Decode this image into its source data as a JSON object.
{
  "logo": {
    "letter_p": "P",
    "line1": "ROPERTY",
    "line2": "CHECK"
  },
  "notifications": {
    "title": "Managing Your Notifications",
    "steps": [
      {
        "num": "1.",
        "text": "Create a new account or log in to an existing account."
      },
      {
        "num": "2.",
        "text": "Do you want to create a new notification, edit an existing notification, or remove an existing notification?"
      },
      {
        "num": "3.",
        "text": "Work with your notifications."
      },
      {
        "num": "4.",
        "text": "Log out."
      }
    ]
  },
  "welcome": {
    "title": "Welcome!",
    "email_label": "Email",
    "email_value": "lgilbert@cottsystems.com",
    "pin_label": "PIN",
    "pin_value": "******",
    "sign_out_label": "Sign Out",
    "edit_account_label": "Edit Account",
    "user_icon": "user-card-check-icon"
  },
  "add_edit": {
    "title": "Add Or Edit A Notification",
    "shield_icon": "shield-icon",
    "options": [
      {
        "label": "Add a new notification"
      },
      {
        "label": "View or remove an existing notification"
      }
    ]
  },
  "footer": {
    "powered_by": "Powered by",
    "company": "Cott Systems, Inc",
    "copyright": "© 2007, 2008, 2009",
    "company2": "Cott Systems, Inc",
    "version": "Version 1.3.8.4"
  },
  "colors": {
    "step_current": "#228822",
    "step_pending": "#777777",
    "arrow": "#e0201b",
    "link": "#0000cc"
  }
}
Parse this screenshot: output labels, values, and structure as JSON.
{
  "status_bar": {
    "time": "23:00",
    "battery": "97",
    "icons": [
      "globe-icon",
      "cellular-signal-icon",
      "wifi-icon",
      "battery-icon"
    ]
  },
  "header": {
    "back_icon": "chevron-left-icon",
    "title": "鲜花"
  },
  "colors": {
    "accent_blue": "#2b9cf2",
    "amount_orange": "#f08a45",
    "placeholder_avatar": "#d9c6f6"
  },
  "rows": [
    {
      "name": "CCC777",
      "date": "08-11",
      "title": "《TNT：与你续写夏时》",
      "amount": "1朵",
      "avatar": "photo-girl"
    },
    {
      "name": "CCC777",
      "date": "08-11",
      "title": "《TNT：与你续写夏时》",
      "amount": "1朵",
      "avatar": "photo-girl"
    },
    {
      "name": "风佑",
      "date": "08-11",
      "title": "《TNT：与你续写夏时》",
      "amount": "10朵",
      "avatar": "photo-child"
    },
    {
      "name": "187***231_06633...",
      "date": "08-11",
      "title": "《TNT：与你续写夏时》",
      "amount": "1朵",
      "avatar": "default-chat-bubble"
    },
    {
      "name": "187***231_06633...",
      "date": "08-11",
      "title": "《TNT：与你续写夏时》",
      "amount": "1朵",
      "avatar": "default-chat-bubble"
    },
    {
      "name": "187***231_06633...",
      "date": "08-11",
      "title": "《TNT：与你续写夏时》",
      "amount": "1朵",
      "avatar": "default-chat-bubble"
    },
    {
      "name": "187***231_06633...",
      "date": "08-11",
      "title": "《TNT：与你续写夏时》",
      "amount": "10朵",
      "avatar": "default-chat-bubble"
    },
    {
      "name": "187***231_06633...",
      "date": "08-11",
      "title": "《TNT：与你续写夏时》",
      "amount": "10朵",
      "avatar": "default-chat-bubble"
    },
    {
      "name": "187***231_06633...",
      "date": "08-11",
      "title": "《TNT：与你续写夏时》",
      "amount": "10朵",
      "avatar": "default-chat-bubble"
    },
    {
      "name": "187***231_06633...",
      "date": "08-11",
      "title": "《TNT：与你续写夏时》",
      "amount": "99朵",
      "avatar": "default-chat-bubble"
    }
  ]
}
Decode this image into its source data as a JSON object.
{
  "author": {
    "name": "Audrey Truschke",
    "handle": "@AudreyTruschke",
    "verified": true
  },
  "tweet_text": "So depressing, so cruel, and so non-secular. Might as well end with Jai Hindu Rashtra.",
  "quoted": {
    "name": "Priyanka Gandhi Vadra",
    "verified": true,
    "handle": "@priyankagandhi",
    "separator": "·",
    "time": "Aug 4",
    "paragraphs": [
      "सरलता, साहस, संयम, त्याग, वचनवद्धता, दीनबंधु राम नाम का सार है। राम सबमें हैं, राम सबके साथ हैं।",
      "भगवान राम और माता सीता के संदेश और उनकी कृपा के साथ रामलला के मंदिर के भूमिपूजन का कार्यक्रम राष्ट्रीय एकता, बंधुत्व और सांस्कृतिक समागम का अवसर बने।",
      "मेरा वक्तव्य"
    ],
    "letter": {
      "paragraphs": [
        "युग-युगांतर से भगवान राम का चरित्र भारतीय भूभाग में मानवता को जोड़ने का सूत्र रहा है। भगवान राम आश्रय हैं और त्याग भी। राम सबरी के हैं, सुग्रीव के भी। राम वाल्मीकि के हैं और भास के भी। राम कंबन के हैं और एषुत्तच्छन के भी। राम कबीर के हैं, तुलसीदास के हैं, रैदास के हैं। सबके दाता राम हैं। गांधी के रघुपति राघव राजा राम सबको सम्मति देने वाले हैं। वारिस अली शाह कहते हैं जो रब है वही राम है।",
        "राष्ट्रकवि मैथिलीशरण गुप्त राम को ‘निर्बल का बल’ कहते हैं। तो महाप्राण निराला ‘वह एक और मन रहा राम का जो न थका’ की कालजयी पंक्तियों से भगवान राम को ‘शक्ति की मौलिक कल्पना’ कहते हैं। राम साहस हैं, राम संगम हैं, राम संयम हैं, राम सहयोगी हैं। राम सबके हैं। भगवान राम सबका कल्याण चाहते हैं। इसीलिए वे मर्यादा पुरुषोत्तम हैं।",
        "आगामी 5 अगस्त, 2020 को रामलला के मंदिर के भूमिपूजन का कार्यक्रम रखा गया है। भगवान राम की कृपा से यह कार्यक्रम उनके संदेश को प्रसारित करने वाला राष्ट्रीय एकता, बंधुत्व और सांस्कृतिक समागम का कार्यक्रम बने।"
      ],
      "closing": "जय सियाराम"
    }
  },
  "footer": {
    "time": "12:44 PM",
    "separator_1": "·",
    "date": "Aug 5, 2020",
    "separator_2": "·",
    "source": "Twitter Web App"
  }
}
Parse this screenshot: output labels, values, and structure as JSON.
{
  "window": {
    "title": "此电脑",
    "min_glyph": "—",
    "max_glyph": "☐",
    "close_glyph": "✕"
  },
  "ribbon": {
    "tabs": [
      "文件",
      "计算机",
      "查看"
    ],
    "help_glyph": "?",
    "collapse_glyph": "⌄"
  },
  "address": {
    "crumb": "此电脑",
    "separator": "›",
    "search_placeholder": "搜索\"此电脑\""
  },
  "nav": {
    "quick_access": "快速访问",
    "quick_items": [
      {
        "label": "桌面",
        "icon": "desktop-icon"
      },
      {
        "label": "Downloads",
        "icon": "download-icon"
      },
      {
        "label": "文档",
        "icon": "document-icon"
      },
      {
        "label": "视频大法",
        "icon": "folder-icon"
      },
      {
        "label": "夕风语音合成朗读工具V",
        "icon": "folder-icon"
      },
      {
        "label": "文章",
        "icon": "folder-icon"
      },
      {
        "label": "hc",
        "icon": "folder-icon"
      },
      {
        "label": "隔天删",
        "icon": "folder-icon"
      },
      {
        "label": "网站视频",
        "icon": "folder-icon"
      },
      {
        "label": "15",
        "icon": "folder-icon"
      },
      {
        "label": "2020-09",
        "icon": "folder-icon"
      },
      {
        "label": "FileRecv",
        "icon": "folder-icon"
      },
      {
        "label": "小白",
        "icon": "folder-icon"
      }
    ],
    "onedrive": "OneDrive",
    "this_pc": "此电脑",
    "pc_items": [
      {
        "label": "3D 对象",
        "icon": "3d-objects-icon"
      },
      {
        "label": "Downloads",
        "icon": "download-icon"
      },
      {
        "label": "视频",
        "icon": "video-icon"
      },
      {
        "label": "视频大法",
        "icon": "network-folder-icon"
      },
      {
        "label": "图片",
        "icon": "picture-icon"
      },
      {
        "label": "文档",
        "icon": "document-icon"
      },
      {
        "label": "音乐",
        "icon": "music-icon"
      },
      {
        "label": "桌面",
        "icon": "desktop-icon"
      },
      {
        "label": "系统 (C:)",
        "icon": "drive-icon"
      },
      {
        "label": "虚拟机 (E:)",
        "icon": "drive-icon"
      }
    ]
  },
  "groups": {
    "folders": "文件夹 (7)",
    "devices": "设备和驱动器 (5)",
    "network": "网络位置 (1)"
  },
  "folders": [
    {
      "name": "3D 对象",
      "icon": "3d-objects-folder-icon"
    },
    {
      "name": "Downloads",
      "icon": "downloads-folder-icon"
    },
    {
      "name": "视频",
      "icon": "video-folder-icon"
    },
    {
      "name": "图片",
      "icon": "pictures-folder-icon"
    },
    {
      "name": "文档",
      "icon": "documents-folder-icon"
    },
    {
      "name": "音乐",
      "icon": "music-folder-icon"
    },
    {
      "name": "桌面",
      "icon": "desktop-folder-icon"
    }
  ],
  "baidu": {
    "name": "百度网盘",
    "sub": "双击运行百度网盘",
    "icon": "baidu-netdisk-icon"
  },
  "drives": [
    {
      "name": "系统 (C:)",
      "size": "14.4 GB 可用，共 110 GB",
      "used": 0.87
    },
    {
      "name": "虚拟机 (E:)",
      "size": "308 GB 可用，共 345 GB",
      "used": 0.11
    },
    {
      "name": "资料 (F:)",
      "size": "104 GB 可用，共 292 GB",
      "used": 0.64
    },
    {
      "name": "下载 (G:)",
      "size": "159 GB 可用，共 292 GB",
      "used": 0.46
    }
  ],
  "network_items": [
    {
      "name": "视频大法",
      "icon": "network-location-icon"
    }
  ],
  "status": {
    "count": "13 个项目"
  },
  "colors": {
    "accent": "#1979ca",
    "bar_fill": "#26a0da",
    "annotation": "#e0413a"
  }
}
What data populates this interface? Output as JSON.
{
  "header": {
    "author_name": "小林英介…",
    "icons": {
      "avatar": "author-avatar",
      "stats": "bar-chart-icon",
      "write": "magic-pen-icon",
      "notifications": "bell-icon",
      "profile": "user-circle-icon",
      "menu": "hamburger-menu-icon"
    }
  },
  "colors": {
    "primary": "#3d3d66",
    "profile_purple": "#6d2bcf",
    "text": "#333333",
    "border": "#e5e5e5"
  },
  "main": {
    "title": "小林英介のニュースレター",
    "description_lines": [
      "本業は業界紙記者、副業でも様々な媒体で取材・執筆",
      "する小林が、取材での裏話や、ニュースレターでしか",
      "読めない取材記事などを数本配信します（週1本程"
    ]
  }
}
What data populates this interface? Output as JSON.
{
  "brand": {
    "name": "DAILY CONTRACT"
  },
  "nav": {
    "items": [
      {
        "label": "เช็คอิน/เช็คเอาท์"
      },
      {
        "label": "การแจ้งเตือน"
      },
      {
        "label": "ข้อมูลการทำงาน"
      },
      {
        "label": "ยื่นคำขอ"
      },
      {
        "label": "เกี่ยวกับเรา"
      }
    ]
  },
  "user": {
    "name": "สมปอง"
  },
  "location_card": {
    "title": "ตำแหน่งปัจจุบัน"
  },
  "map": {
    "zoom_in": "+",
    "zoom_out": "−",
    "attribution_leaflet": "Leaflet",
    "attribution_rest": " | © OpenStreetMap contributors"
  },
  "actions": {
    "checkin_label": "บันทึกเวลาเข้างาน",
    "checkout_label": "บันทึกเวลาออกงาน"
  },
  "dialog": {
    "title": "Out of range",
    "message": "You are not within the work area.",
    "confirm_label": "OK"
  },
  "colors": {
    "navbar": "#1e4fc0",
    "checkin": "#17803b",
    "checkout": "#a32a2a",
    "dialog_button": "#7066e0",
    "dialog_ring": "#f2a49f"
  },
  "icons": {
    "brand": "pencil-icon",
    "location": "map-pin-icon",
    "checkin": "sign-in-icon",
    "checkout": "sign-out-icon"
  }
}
══════════════════════════════
● **What the exercise asks**
Tally the lines in the listing that hold "music" and report the number alone.

● **Response**
2